Exercise brief:
Find how many lines contain "ψυχὴ" and state only that number.

----

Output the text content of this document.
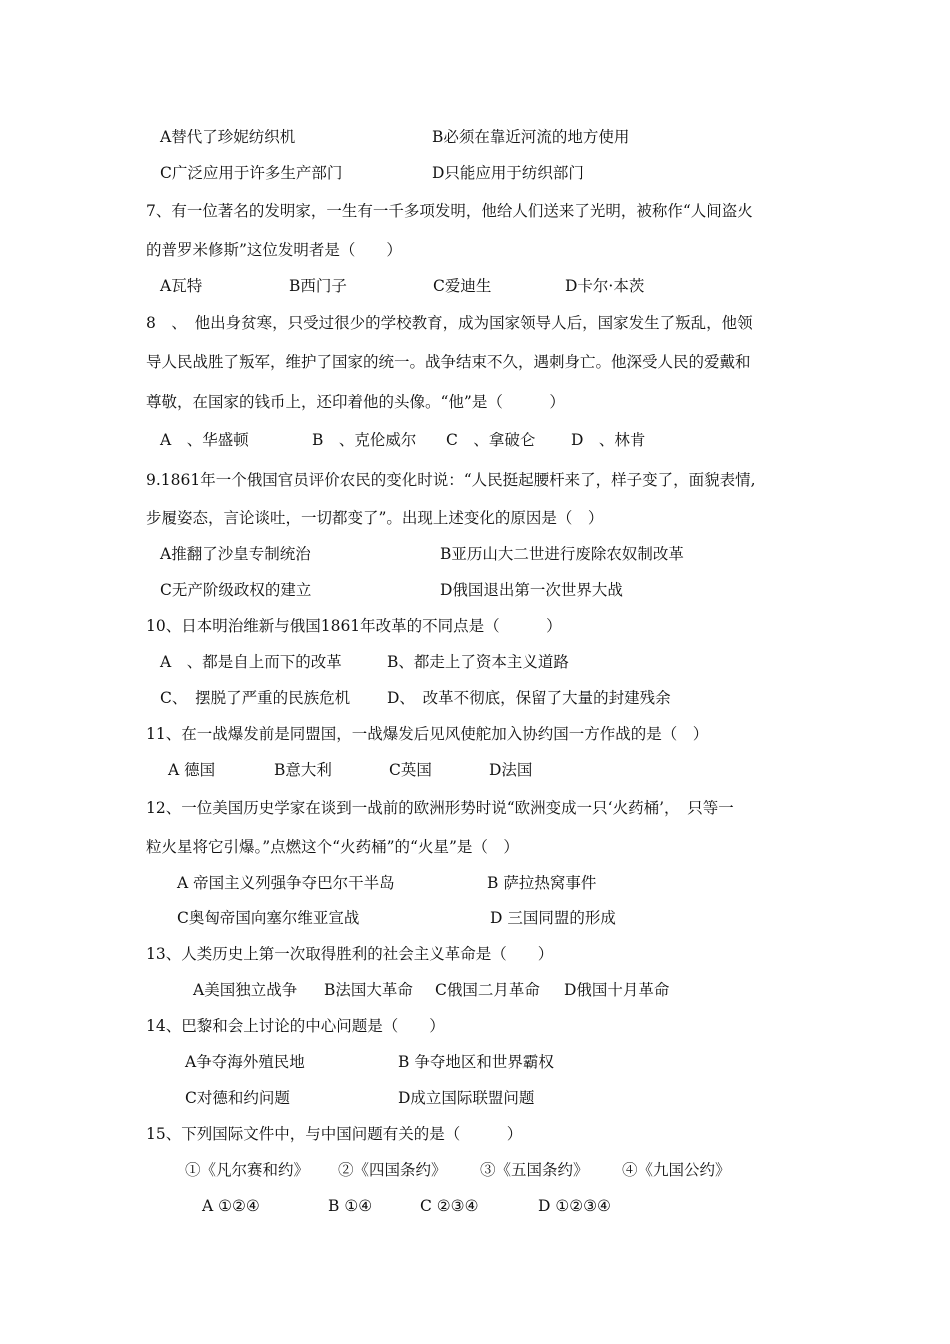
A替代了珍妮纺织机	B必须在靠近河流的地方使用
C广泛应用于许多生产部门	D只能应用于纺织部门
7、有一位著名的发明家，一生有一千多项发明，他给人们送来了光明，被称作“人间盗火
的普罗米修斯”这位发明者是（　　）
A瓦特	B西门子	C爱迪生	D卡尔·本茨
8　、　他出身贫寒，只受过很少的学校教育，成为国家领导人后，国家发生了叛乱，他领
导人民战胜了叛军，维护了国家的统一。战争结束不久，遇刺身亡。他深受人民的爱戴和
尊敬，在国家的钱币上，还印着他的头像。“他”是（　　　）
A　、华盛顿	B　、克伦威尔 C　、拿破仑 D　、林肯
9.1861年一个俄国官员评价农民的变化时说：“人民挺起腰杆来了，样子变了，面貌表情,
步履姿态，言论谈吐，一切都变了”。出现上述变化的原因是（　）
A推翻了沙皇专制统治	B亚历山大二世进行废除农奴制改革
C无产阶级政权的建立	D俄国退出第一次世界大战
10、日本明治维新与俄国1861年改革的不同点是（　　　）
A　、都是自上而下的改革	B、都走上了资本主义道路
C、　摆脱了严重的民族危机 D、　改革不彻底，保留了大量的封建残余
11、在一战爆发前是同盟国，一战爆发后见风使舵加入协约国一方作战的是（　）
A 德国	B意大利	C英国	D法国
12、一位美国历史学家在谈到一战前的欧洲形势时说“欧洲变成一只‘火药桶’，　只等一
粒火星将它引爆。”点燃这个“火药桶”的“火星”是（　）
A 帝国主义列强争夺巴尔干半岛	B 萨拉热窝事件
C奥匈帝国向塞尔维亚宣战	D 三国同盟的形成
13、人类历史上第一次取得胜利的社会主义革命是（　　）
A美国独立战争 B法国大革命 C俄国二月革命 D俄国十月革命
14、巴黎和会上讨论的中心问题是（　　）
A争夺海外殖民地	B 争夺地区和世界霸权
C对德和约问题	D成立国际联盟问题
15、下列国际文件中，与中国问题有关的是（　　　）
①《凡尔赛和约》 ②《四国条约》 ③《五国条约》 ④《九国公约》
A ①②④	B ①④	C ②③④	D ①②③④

----

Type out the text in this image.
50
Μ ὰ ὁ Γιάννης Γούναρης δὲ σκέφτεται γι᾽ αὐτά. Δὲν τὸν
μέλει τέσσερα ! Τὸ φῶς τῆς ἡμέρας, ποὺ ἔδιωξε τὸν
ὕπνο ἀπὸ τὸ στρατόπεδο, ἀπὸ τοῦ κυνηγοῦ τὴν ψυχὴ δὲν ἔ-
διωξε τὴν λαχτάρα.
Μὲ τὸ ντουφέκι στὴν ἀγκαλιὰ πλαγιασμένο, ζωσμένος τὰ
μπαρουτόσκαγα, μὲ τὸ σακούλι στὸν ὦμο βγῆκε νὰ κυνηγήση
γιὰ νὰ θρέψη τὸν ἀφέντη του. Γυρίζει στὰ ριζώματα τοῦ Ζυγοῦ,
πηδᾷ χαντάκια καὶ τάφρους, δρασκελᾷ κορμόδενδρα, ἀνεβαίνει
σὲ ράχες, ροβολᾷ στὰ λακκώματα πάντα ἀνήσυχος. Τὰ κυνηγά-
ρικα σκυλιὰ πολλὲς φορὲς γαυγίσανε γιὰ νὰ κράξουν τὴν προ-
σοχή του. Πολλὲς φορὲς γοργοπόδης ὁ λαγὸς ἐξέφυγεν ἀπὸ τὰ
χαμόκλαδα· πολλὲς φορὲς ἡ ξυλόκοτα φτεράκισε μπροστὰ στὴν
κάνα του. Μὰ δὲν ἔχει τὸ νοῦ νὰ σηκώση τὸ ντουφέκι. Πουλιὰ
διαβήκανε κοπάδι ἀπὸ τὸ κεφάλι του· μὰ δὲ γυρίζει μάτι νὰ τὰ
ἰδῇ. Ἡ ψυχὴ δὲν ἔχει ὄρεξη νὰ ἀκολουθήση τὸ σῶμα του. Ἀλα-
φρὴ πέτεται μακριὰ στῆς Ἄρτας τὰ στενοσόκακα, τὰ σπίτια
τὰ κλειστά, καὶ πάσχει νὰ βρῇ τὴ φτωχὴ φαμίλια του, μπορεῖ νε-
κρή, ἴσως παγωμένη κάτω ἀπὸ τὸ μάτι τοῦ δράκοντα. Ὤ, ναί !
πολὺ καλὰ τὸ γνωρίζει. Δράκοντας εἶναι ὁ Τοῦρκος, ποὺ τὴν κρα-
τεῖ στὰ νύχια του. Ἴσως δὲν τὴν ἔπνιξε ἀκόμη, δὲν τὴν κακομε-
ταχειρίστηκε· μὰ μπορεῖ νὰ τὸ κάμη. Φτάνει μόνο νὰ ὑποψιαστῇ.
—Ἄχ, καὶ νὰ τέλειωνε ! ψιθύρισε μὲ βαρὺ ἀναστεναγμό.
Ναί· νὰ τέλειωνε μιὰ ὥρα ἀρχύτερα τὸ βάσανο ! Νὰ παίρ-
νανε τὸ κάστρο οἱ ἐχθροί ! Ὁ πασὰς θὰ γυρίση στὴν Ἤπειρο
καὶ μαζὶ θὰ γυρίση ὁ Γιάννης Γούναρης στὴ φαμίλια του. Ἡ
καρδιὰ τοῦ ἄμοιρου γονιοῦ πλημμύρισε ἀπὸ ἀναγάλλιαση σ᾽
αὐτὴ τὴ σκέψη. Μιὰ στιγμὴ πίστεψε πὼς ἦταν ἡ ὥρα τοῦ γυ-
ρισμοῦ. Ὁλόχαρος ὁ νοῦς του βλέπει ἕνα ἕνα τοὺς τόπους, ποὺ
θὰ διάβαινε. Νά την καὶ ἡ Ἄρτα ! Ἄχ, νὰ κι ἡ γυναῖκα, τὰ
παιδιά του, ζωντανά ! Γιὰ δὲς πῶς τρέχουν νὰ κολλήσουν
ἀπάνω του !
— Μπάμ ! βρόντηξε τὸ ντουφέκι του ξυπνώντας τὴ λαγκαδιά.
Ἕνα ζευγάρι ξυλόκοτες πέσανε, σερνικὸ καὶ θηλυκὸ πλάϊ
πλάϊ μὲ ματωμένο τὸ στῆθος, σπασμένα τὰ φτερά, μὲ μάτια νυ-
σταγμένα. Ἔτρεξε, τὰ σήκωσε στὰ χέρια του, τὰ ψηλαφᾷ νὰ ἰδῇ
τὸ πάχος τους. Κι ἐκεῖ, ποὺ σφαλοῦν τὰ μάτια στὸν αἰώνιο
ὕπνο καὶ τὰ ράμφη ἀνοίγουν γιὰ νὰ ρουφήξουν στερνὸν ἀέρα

----

Worked answer:
2